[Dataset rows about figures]
* begin *

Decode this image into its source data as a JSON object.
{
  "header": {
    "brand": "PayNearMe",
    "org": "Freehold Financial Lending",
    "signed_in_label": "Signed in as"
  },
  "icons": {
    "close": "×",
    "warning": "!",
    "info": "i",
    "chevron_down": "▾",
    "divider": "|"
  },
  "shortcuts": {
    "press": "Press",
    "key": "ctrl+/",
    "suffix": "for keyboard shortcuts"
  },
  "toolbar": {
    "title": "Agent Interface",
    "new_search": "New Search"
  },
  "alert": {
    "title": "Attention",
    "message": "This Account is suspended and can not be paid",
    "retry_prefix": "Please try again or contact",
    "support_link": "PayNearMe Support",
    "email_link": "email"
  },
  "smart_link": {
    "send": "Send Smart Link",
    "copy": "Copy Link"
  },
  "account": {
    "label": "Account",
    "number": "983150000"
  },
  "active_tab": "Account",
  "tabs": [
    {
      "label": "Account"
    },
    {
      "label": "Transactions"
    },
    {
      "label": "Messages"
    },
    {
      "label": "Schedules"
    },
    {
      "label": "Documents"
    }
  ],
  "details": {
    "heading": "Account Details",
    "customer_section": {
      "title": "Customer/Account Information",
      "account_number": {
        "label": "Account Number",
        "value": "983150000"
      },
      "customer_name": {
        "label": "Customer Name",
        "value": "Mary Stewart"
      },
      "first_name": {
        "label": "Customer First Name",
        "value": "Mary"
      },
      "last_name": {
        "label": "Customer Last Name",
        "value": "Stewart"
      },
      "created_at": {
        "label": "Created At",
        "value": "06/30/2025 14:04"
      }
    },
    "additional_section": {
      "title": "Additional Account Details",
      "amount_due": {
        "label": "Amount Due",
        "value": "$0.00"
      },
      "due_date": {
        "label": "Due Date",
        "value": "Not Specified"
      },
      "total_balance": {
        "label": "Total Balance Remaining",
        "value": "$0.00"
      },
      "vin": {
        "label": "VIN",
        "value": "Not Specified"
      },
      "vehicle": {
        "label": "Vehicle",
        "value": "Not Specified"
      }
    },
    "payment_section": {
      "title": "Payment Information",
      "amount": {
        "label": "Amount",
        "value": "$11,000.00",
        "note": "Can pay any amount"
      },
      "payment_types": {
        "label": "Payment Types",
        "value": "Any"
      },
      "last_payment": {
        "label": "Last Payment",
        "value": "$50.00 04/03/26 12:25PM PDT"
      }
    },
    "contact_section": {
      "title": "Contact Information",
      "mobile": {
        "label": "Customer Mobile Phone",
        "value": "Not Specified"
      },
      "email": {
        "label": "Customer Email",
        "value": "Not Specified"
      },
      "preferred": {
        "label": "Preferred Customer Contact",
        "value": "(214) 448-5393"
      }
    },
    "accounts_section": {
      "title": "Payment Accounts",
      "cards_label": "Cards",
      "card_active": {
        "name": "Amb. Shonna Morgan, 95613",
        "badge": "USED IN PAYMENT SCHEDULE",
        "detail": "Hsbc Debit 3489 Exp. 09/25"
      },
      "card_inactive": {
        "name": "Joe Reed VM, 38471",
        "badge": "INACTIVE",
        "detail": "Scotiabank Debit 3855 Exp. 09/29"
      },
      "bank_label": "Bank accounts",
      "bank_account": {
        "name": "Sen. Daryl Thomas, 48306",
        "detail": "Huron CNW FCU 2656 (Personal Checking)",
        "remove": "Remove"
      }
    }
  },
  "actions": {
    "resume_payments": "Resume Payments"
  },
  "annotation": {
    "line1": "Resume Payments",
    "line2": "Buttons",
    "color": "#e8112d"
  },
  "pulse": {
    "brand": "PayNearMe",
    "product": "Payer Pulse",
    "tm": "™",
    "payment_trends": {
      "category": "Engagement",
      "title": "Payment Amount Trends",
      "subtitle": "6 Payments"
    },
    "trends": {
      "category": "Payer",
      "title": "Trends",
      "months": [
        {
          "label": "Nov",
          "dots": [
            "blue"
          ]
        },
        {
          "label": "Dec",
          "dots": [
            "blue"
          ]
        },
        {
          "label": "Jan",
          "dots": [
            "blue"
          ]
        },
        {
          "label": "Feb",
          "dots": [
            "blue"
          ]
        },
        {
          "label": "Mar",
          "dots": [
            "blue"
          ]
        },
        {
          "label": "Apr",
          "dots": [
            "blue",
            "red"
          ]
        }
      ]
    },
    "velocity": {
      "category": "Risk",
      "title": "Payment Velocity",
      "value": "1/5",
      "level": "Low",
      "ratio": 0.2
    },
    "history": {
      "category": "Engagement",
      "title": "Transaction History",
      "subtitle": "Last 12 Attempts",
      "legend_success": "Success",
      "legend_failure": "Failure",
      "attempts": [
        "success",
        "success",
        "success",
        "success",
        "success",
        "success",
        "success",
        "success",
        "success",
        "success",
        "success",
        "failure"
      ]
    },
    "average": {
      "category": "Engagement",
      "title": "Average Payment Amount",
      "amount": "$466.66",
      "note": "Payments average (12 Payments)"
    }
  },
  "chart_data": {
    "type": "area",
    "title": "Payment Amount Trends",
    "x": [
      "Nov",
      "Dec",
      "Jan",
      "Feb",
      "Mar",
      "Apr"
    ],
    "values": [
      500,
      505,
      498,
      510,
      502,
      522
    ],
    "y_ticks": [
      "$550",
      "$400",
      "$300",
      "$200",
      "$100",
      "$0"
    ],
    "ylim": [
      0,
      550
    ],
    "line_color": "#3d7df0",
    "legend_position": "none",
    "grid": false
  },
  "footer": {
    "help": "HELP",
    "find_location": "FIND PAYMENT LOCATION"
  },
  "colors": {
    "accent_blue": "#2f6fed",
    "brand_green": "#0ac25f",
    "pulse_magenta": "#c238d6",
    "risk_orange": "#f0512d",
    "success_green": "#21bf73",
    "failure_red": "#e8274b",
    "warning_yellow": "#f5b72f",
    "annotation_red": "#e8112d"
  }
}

* end *

[Goal] From the listing, copy every line where the string "Resume" appears.

[Task result]
    "resume_payments": "Resume Payments"
    "line1": "Resume Payments",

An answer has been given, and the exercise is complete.